What is needed
Wherever the string "plain" appears in a line, extract that line.

[Stored records]
---

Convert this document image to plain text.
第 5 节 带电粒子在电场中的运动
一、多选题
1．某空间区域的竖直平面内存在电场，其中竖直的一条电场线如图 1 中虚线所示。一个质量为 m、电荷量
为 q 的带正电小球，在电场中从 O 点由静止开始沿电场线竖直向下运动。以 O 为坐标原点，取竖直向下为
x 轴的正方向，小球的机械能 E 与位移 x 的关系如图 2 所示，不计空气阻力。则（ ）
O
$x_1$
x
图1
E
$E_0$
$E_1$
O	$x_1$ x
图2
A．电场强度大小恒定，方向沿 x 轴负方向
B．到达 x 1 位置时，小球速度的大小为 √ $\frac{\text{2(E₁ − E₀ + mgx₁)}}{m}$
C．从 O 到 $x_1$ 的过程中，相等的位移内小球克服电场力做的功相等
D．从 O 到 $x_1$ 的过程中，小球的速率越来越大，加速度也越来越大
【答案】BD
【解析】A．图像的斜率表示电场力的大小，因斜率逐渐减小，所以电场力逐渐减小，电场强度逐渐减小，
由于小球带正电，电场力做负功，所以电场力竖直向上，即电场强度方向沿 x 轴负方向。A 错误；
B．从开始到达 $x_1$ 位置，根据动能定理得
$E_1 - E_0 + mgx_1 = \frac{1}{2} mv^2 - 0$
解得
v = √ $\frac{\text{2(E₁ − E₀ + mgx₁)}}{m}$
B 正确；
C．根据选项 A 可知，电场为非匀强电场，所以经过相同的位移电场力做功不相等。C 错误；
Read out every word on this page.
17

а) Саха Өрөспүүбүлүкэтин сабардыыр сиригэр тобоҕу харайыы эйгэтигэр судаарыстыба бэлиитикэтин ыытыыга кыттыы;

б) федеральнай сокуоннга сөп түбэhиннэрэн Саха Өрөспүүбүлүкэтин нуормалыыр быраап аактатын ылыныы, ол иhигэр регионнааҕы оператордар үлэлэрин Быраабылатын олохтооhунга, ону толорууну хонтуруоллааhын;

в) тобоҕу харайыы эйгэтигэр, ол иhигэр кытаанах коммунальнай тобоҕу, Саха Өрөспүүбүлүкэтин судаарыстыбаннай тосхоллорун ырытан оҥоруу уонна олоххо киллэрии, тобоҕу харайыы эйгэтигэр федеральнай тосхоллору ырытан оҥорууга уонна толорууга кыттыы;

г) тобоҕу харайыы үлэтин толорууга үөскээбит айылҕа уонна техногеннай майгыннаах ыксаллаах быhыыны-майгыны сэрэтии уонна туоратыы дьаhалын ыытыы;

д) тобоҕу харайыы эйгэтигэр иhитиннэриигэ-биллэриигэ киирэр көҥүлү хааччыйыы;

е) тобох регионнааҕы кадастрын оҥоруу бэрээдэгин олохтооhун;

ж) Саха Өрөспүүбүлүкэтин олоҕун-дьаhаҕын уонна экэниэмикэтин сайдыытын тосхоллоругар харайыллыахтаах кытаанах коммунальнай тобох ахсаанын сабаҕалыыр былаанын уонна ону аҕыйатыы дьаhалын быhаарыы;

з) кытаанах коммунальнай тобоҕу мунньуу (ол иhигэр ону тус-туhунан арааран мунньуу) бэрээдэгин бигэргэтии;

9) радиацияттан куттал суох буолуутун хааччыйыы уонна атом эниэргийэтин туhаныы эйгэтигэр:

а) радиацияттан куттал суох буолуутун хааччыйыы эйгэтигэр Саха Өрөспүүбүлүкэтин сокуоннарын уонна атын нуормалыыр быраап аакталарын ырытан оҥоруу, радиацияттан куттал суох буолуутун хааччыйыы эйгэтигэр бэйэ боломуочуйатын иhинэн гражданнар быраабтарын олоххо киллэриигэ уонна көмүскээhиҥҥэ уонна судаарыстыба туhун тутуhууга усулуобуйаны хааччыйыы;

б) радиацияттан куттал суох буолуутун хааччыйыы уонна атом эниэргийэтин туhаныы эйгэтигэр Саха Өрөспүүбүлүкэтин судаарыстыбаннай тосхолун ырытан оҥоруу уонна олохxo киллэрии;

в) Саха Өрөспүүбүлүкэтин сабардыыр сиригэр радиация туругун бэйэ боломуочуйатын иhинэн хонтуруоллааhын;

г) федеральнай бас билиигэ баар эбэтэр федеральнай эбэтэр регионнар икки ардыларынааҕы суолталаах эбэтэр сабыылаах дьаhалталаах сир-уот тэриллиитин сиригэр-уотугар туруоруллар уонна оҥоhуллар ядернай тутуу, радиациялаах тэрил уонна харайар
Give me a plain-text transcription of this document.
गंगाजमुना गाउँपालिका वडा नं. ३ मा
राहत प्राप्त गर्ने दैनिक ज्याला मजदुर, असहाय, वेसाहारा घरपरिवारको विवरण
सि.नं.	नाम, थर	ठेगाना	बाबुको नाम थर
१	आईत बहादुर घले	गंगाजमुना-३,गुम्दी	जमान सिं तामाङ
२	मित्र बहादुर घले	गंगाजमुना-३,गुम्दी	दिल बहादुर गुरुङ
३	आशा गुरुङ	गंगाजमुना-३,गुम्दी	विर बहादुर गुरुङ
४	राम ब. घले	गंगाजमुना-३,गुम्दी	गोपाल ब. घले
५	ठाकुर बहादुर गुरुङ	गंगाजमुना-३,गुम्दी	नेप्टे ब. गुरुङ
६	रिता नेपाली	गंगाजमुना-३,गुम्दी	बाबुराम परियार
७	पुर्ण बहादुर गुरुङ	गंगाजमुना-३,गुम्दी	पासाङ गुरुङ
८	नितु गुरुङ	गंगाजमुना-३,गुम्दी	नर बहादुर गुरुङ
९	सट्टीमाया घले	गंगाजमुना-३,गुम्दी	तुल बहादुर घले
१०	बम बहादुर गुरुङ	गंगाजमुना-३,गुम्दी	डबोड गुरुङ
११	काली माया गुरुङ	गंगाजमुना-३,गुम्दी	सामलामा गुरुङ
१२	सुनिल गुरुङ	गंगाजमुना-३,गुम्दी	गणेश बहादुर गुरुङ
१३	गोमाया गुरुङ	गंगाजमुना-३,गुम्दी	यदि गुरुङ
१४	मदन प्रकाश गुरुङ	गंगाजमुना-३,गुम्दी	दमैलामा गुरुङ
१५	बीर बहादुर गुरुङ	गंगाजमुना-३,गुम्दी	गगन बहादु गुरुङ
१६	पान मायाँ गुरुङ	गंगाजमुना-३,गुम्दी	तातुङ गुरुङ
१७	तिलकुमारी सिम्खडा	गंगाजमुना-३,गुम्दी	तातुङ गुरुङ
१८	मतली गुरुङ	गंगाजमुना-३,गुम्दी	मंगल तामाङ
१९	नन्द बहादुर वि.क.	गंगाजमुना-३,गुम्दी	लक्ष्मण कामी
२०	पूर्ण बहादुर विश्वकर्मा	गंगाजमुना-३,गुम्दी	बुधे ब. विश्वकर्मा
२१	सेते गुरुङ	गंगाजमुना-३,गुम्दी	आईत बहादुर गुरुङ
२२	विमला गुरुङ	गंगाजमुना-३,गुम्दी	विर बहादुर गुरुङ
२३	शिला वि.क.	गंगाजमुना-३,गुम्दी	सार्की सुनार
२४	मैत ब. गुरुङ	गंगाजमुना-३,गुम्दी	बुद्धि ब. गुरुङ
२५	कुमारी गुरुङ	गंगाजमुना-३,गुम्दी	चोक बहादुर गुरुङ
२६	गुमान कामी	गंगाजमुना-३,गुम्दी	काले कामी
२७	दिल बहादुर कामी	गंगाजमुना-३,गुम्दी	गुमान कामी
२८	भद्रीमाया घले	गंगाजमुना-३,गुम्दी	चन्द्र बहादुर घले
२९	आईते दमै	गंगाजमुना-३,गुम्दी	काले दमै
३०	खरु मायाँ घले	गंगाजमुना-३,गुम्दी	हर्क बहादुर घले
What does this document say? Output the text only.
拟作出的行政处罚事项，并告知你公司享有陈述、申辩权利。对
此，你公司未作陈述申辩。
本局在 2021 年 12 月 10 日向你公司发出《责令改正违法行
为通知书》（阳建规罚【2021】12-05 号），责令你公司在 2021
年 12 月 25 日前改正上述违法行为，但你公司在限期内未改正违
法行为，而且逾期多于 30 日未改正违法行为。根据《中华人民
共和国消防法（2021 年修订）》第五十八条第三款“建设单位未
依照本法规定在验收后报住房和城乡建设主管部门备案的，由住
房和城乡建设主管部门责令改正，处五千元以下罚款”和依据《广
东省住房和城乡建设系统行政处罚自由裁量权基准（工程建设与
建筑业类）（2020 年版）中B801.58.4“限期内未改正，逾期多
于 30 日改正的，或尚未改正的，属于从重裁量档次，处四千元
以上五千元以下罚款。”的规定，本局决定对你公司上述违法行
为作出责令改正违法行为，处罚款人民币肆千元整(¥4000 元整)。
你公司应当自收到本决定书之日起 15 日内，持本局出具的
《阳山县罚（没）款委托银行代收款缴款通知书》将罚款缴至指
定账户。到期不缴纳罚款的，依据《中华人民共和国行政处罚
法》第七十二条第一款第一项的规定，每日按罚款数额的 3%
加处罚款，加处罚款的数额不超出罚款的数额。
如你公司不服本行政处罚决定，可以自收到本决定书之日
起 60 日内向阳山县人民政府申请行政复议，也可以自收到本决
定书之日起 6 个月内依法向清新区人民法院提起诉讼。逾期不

---

Response to this task
Convert this document image to plain text.
Give me a plain-text transcription of this document.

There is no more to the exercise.